◆ What the task asks:
Omit the pictures and retype only the lines from the one containing "Transcribe this image's" through the end of the listing, both ends included.
— begin Recorded data —
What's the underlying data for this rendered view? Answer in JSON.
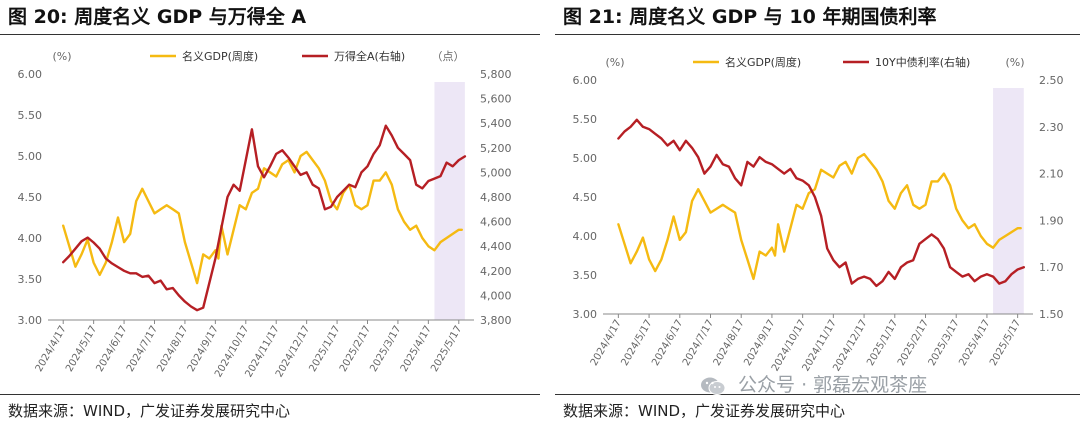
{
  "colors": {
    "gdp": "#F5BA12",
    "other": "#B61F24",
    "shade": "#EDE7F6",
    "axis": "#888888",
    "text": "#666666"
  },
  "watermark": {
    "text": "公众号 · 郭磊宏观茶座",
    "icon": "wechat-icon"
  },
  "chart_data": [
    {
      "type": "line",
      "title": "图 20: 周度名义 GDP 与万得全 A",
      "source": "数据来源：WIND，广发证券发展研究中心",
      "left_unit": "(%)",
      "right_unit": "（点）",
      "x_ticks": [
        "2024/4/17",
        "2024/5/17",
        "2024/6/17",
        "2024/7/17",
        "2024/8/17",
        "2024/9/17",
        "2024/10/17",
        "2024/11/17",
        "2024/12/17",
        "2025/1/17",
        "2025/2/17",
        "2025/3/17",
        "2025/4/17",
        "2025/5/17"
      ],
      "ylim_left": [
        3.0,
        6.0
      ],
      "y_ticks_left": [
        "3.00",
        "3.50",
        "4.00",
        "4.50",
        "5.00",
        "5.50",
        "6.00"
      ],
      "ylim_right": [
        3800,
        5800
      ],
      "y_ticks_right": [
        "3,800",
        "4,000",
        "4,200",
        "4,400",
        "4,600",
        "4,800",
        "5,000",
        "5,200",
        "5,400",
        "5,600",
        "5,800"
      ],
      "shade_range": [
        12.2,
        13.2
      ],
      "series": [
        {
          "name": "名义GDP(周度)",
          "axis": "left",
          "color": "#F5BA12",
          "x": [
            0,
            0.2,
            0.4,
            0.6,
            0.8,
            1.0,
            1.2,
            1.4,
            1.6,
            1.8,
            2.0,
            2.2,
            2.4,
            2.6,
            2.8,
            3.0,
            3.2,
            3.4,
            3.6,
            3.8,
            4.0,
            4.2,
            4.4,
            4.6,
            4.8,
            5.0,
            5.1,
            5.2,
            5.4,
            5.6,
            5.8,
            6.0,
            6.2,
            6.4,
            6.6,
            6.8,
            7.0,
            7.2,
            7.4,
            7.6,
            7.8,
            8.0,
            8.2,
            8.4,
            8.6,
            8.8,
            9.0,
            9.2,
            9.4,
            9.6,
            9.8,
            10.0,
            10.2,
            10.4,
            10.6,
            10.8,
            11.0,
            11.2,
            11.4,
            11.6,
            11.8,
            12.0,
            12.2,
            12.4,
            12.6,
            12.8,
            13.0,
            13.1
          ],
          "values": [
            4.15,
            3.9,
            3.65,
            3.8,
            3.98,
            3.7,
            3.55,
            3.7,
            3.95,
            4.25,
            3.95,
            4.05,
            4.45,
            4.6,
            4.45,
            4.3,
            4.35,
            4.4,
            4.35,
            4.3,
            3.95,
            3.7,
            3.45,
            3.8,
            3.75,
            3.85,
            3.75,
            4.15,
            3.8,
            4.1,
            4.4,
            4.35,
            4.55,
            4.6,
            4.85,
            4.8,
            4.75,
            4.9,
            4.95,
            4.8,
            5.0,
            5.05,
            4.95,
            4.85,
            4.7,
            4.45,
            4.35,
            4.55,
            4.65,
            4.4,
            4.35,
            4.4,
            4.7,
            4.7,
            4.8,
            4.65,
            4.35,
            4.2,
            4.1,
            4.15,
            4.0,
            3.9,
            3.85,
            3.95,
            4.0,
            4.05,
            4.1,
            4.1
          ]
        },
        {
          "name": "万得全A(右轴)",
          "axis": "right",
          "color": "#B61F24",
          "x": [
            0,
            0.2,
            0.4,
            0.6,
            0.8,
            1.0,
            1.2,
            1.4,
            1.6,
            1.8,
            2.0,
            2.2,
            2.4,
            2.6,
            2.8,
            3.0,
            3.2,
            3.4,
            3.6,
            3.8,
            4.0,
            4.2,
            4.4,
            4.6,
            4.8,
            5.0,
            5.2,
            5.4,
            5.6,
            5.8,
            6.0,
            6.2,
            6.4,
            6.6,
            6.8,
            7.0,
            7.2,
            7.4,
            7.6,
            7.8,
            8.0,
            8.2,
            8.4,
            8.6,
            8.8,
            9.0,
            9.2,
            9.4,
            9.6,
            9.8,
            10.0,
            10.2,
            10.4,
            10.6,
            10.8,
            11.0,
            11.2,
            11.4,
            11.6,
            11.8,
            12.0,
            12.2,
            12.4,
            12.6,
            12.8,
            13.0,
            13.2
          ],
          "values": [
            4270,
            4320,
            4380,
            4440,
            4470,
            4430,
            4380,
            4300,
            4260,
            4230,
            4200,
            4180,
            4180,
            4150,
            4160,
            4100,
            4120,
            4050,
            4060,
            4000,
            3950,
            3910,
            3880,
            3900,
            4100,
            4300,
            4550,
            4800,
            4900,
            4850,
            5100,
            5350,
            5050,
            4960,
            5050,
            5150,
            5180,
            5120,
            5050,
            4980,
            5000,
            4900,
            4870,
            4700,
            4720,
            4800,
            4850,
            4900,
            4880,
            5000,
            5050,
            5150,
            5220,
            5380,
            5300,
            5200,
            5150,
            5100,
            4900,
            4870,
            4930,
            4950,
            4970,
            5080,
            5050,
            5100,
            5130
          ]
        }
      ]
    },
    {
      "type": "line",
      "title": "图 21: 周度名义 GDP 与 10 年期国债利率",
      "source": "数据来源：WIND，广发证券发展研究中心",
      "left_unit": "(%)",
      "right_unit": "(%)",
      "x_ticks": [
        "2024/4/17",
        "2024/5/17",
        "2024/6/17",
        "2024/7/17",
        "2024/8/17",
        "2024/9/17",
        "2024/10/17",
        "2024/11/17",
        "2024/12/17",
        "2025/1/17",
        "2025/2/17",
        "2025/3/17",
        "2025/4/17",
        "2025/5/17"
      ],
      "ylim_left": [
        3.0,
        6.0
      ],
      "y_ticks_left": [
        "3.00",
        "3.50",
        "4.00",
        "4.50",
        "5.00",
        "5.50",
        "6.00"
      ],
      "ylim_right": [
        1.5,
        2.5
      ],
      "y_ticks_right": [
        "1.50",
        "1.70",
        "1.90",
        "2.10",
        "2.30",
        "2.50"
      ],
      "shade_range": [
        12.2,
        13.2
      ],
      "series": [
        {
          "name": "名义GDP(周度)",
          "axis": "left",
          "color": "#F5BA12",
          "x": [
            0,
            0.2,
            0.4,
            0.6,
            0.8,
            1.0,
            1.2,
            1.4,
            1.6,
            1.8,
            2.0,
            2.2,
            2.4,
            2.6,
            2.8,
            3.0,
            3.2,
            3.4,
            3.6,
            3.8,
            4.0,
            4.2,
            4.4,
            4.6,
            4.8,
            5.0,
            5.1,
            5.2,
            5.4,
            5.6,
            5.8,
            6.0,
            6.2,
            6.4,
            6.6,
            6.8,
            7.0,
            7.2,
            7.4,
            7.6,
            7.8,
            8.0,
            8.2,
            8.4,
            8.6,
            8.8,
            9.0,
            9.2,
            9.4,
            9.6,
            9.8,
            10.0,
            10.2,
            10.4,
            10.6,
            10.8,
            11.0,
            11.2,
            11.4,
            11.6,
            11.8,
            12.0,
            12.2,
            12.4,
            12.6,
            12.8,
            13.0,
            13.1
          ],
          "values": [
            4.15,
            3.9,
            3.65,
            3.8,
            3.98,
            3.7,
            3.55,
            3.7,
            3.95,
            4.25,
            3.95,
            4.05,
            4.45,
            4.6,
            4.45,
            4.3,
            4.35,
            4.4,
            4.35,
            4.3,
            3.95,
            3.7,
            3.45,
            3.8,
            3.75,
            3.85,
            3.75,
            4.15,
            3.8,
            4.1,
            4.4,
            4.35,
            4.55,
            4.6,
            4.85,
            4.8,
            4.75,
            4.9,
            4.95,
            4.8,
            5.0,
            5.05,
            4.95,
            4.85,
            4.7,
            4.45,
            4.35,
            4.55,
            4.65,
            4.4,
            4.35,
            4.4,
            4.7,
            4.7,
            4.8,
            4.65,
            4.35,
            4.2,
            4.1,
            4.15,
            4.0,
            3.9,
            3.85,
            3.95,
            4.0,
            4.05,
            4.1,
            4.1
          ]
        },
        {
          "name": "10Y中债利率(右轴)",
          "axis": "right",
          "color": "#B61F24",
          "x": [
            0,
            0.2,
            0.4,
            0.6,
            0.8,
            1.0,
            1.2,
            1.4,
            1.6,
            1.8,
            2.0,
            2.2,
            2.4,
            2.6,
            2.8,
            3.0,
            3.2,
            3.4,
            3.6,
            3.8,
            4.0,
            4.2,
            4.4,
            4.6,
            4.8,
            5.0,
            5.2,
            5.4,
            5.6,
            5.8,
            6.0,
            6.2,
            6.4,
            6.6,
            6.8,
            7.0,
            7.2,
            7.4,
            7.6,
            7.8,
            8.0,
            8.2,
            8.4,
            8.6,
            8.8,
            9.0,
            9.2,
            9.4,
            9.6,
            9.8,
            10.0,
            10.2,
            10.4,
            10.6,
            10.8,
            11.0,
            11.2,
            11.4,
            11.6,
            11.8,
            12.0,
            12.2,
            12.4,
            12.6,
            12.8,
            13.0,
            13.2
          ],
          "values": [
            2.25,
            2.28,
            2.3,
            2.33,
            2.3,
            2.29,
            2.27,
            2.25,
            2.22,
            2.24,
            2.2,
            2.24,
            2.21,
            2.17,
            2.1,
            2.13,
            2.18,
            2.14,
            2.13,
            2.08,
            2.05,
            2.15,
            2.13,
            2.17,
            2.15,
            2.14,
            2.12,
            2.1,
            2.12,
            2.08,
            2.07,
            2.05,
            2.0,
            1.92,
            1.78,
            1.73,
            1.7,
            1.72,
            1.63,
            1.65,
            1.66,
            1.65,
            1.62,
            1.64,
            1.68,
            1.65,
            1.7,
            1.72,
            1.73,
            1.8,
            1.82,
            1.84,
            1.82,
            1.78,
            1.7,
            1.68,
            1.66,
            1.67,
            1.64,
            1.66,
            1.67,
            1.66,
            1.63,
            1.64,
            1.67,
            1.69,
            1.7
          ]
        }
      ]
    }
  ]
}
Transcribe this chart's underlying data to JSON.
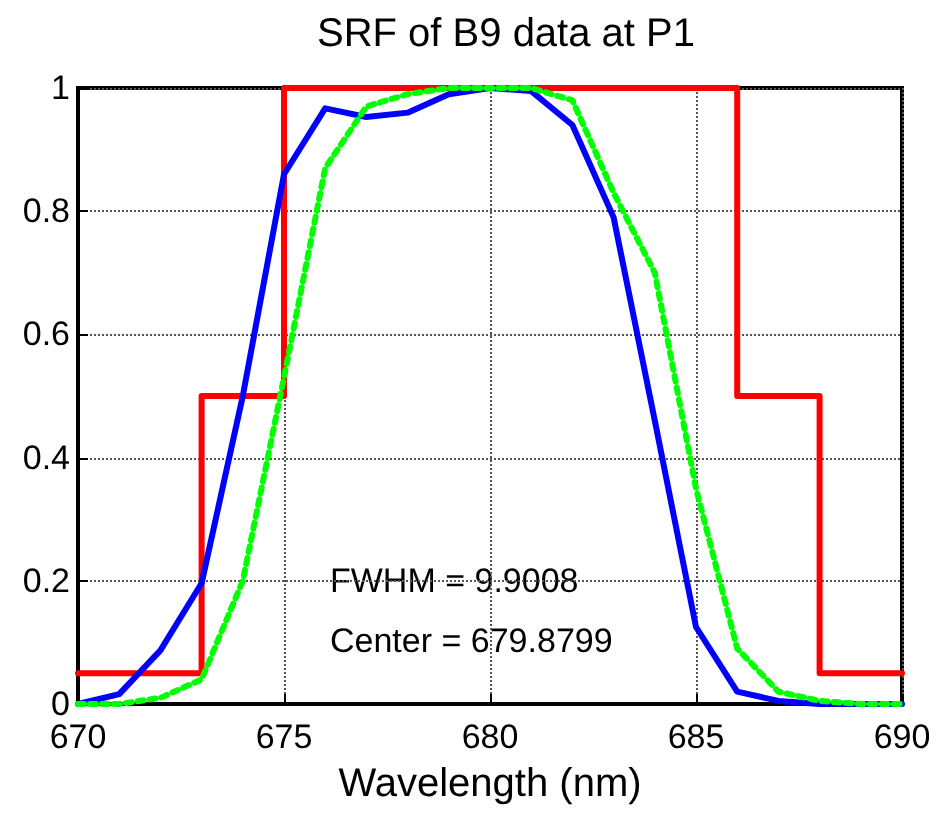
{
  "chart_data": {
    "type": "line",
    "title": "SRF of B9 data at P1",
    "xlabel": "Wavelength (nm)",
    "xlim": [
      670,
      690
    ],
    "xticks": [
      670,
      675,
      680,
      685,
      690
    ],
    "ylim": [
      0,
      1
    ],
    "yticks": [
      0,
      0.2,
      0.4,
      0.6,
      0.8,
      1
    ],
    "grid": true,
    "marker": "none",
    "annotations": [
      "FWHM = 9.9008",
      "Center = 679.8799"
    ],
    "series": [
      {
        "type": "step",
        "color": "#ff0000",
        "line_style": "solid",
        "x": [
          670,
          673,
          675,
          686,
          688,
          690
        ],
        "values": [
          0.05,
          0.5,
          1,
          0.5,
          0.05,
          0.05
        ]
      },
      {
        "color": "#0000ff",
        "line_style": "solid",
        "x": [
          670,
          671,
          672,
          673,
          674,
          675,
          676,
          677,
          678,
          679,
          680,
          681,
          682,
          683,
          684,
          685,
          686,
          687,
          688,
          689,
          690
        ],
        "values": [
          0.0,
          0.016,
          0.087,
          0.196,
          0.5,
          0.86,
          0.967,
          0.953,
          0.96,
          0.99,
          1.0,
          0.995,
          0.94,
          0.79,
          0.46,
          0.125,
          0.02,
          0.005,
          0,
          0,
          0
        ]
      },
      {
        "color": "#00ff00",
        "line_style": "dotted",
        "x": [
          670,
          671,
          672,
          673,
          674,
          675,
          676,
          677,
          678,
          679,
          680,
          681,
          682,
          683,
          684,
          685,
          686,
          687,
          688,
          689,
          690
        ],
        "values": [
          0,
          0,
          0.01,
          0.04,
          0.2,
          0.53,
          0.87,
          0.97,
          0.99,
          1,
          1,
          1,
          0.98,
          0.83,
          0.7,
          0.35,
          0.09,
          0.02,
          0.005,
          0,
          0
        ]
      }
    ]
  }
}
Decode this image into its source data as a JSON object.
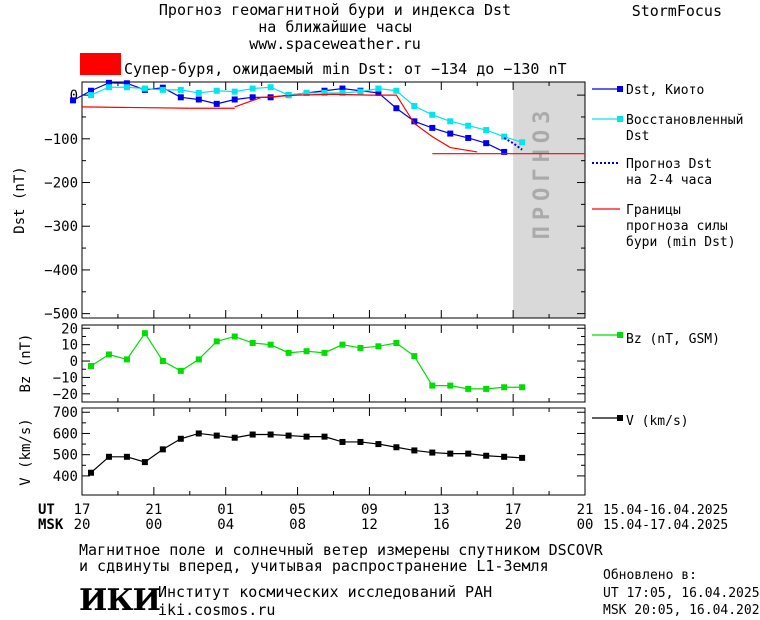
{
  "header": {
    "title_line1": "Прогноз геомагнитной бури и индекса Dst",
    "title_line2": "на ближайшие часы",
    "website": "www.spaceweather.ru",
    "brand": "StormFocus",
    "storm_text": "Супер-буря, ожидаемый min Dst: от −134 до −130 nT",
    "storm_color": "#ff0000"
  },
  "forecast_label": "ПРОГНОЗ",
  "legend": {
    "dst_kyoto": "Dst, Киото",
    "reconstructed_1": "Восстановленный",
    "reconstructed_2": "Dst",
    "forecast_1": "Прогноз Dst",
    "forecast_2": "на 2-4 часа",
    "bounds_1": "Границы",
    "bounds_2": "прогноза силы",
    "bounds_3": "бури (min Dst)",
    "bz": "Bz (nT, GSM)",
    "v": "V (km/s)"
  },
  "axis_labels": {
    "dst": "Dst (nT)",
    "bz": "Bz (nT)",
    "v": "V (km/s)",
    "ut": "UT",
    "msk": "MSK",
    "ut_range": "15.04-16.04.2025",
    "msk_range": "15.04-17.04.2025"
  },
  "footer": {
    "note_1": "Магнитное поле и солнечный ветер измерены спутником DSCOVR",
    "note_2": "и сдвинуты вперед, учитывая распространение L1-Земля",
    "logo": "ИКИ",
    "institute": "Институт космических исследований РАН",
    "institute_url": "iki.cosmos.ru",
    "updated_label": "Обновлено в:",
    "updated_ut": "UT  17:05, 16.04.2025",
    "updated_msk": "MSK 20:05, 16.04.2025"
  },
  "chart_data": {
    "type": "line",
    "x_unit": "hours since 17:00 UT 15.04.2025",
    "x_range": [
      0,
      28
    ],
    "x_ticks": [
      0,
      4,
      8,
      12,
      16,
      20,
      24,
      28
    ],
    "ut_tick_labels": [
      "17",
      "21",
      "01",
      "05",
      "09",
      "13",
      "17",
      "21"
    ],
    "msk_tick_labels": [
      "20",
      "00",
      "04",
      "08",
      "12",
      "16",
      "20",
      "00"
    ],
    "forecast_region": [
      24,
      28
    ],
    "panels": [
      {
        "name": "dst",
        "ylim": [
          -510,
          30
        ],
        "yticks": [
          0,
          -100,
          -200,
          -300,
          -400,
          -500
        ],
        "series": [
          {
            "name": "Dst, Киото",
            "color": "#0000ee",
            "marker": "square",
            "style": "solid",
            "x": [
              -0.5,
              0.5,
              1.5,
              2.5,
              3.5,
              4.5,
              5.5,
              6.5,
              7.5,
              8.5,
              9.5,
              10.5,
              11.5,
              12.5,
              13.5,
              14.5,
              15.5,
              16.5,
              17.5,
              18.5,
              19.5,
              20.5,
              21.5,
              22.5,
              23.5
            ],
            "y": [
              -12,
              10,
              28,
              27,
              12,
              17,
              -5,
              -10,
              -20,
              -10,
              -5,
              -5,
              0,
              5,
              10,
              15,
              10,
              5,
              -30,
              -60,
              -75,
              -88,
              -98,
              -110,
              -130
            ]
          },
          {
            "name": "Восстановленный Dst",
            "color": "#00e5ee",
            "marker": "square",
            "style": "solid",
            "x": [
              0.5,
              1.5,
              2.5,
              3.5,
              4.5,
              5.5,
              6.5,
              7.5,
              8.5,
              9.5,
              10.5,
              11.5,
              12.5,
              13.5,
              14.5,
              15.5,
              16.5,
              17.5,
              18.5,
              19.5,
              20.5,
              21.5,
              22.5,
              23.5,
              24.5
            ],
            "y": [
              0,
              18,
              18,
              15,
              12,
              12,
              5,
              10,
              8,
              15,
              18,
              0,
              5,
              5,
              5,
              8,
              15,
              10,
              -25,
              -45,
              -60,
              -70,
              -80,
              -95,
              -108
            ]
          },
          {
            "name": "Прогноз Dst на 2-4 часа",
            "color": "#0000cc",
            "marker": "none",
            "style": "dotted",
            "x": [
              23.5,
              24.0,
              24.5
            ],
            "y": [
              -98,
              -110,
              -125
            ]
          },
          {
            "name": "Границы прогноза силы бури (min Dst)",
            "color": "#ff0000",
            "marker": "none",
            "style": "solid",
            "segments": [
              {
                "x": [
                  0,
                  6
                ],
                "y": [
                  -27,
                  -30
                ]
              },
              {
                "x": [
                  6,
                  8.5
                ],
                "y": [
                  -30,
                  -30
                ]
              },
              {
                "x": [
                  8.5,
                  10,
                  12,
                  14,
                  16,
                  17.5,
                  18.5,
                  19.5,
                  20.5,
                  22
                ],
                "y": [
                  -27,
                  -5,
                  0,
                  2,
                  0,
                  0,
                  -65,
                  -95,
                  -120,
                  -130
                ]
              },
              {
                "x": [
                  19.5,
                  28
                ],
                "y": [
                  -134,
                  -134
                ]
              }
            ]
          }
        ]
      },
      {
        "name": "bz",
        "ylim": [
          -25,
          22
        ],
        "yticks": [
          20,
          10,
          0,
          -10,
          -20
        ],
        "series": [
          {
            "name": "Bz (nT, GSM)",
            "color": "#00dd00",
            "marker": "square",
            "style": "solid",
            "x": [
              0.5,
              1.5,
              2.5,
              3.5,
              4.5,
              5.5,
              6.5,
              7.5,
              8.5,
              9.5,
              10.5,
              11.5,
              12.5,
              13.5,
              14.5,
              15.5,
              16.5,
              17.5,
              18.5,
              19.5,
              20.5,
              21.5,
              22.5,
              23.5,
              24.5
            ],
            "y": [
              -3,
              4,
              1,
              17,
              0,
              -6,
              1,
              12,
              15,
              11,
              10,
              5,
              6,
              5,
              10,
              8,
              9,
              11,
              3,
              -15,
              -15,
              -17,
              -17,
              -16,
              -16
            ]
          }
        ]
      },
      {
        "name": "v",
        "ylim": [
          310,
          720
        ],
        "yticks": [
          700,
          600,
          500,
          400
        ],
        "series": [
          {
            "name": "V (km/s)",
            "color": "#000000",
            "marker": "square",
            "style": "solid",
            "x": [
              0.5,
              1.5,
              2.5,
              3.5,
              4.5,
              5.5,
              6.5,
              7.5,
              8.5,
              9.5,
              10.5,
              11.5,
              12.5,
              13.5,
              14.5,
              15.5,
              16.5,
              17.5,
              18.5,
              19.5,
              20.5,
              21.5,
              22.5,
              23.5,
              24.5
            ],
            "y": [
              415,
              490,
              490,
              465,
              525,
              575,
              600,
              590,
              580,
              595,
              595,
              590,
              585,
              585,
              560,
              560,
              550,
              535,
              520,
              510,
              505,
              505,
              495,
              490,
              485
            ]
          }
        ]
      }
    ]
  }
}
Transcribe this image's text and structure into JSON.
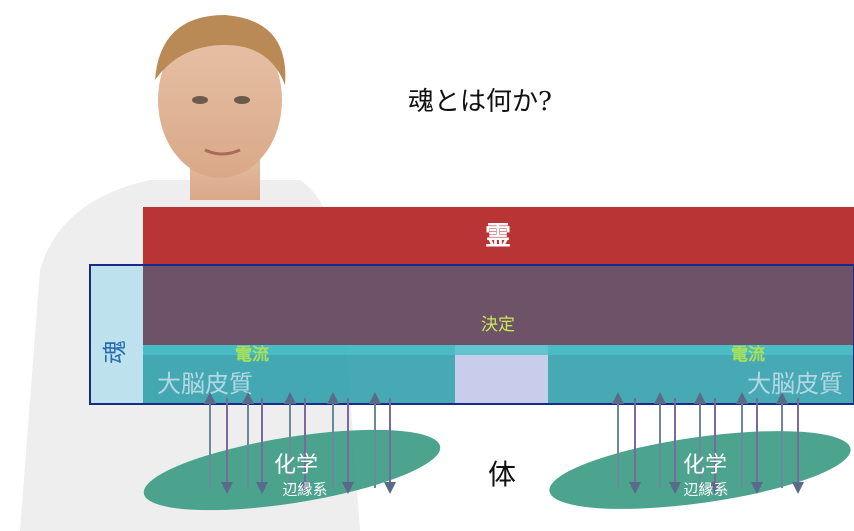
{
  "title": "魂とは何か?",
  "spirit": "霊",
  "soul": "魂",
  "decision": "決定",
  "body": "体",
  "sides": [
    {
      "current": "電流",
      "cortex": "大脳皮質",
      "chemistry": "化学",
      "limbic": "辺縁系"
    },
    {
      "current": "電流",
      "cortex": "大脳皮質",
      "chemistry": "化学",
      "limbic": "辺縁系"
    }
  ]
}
— end Recorded data —
◆ Written response:
Transcribe this image's text and structure into JSON.
{
  "title": "魂とは何か?",
  "spirit": "霊",
  "soul": "魂",
  "decision": "決定",
  "body": "体",
  "sides": [
    {
      "current": "電流",
      "cortex": "大脳皮質",
      "chemistry": "化学",
      "limbic": "辺縁系"
    },
    {
      "current": "電流",
      "cortex": "大脳皮質",
      "chemistry": "化学",
      "limbic": "辺縁系"
    }
  ]
}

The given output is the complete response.